- **Instructions for the task**: Nothing in the records may be left out or altered; reproduce them all exactly.

· · · ·

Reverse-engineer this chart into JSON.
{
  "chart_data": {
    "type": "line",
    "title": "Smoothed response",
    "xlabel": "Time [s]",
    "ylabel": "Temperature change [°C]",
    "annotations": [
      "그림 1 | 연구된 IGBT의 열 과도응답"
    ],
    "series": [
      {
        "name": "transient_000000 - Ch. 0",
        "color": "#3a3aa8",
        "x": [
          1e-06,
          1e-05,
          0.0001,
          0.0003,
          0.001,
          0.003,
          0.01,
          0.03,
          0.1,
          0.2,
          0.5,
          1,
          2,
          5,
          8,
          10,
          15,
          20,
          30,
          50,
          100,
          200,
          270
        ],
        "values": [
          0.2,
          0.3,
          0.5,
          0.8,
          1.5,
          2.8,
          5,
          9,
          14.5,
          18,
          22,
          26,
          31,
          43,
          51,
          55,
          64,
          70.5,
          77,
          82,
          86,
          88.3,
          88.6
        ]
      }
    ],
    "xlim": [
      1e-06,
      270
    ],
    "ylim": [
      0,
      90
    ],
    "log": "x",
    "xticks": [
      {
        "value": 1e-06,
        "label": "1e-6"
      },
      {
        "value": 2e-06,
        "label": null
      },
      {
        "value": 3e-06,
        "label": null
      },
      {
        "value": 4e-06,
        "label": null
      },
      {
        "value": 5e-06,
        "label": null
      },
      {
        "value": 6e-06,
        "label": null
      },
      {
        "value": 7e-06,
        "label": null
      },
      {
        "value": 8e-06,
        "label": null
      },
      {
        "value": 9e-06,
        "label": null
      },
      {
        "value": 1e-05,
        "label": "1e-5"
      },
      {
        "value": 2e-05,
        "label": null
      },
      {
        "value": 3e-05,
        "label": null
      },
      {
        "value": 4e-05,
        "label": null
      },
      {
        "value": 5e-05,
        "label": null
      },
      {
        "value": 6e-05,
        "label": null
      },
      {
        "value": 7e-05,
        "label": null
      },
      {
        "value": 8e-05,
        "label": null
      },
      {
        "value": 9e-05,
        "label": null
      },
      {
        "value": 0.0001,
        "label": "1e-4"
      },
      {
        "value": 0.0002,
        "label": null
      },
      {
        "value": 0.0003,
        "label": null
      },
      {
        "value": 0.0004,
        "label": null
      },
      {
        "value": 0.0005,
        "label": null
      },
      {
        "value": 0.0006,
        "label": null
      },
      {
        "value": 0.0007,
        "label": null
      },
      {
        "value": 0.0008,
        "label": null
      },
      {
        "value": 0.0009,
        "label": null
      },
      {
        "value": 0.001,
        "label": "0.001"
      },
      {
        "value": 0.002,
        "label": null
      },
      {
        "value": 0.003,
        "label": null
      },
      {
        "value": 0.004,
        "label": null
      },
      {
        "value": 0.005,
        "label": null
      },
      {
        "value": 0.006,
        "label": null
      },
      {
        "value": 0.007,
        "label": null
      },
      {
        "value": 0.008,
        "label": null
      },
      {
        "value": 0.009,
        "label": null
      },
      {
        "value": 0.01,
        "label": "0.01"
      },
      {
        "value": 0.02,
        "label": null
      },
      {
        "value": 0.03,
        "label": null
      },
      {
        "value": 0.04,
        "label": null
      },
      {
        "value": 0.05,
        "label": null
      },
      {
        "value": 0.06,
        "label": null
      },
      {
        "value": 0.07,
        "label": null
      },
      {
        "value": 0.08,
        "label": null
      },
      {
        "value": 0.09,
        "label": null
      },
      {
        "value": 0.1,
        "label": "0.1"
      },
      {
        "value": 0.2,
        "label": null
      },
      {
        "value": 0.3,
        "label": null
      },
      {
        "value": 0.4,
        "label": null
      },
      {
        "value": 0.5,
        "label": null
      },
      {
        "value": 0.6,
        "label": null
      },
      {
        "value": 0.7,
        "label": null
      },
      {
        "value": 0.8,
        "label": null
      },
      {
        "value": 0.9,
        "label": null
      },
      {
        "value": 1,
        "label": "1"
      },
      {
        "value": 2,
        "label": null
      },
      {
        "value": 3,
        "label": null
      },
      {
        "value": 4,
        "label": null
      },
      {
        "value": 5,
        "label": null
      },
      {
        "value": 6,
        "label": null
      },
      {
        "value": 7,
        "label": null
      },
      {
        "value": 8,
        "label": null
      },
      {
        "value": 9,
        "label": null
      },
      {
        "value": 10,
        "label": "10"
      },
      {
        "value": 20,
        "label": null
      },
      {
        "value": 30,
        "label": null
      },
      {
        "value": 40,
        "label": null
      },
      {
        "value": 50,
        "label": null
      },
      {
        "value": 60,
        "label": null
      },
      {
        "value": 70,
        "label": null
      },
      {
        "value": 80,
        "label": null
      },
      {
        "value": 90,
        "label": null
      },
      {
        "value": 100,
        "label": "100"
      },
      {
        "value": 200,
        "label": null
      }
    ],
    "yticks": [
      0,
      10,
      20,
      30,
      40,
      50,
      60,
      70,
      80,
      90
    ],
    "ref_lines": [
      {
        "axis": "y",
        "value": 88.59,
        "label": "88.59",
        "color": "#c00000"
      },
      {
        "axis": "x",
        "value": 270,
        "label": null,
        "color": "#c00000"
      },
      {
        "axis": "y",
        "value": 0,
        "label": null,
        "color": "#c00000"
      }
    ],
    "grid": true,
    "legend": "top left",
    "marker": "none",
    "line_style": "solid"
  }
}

· · · ·

- **Exercise output**:
Reverse-engineer this chart into JSON.
{
  "chart_data": {
    "type": "line",
    "title": "Smoothed response",
    "xlabel": "Time [s]",
    "ylabel": "Temperature change [°C]",
    "annotations": [
      "그림 1 | 연구된 IGBT의 열 과도응답"
    ],
    "series": [
      {
        "name": "transient_000000 - Ch. 0",
        "color": "#3a3aa8",
        "x": [
          1e-06,
          1e-05,
          0.0001,
          0.0003,
          0.001,
          0.003,
          0.01,
          0.03,
          0.1,
          0.2,
          0.5,
          1,
          2,
          5,
          8,
          10,
          15,
          20,
          30,
          50,
          100,
          200,
          270
        ],
        "values": [
          0.2,
          0.3,
          0.5,
          0.8,
          1.5,
          2.8,
          5,
          9,
          14.5,
          18,
          22,
          26,
          31,
          43,
          51,
          55,
          64,
          70.5,
          77,
          82,
          86,
          88.3,
          88.6
        ]
      }
    ],
    "xlim": [
      1e-06,
      270
    ],
    "ylim": [
      0,
      90
    ],
    "log": "x",
    "xticks": [
      {
        "value": 1e-06,
        "label": "1e-6"
      },
      {
        "value": 2e-06,
        "label": null
      },
      {
        "value": 3e-06,
        "label": null
      },
      {
        "value": 4e-06,
        "label": null
      },
      {
        "value": 5e-06,
        "label": null
      },
      {
        "value": 6e-06,
        "label": null
      },
      {
        "value": 7e-06,
        "label": null
      },
      {
        "value": 8e-06,
        "label": null
      },
      {
        "value": 9e-06,
        "label": null
      },
      {
        "value": 1e-05,
        "label": "1e-5"
      },
      {
        "value": 2e-05,
        "label": null
      },
      {
        "value": 3e-05,
        "label": null
      },
      {
        "value": 4e-05,
        "label": null
      },
      {
        "value": 5e-05,
        "label": null
      },
      {
        "value": 6e-05,
        "label": null
      },
      {
        "value": 7e-05,
        "label": null
      },
      {
        "value": 8e-05,
        "label": null
      },
      {
        "value": 9e-05,
        "label": null
      },
      {
        "value": 0.0001,
        "label": "1e-4"
      },
      {
        "value": 0.0002,
        "label": null
      },
      {
        "value": 0.0003,
        "label": null
      },
      {
        "value": 0.0004,
        "label": null
      },
      {
        "value": 0.0005,
        "label": null
      },
      {
        "value": 0.0006,
        "label": null
      },
      {
        "value": 0.0007,
        "label": null
      },
      {
        "value": 0.0008,
        "label": null
      },
      {
        "value": 0.0009,
        "label": null
      },
      {
        "value": 0.001,
        "label": "0.001"
      },
      {
        "value": 0.002,
        "label": null
      },
      {
        "value": 0.003,
        "label": null
      },
      {
        "value": 0.004,
        "label": null
      },
      {
        "value": 0.005,
        "label": null
      },
      {
        "value": 0.006,
        "label": null
      },
      {
        "value": 0.007,
        "label": null
      },
      {
        "value": 0.008,
        "label": null
      },
      {
        "value": 0.009,
        "label": null
      },
      {
        "value": 0.01,
        "label": "0.01"
      },
      {
        "value": 0.02,
        "label": null
      },
      {
        "value": 0.03,
        "label": null
      },
      {
        "value": 0.04,
        "label": null
      },
      {
        "value": 0.05,
        "label": null
      },
      {
        "value": 0.06,
        "label": null
      },
      {
        "value": 0.07,
        "label": null
      },
      {
        "value": 0.08,
        "label": null
      },
      {
        "value": 0.09,
        "label": null
      },
      {
        "value": 0.1,
        "label": "0.1"
      },
      {
        "value": 0.2,
        "label": null
      },
      {
        "value": 0.3,
        "label": null
      },
      {
        "value": 0.4,
        "label": null
      },
      {
        "value": 0.5,
        "label": null
      },
      {
        "value": 0.6,
        "label": null
      },
      {
        "value": 0.7,
        "label": null
      },
      {
        "value": 0.8,
        "label": null
      },
      {
        "value": 0.9,
        "label": null
      },
      {
        "value": 1,
        "label": "1"
      },
      {
        "value": 2,
        "label": null
      },
      {
        "value": 3,
        "label": null
      },
      {
        "value": 4,
        "label": null
      },
      {
        "value": 5,
        "label": null
      },
      {
        "value": 6,
        "label": null
      },
      {
        "value": 7,
        "label": null
      },
      {
        "value": 8,
        "label": null
      },
      {
        "value": 9,
        "label": null
      },
      {
        "value": 10,
        "label": "10"
      },
      {
        "value": 20,
        "label": null
      },
      {
        "value": 30,
        "label": null
      },
      {
        "value": 40,
        "label": null
      },
      {
        "value": 50,
        "label": null
      },
      {
        "value": 60,
        "label": null
      },
      {
        "value": 70,
        "label": null
      },
      {
        "value": 80,
        "label": null
      },
      {
        "value": 90,
        "label": null
      },
      {
        "value": 100,
        "label": "100"
      },
      {
        "value": 200,
        "label": null
      }
    ],
    "yticks": [
      0,
      10,
      20,
      30,
      40,
      50,
      60,
      70,
      80,
      90
    ],
    "ref_lines": [
      {
        "axis": "y",
        "value": 88.59,
        "label": "88.59",
        "color": "#c00000"
      },
      {
        "axis": "x",
        "value": 270,
        "label": null,
        "color": "#c00000"
      },
      {
        "axis": "y",
        "value": 0,
        "label": null,
        "color": "#c00000"
      }
    ],
    "grid": true,
    "legend": "top left",
    "marker": "none",
    "line_style": "solid"
  }
}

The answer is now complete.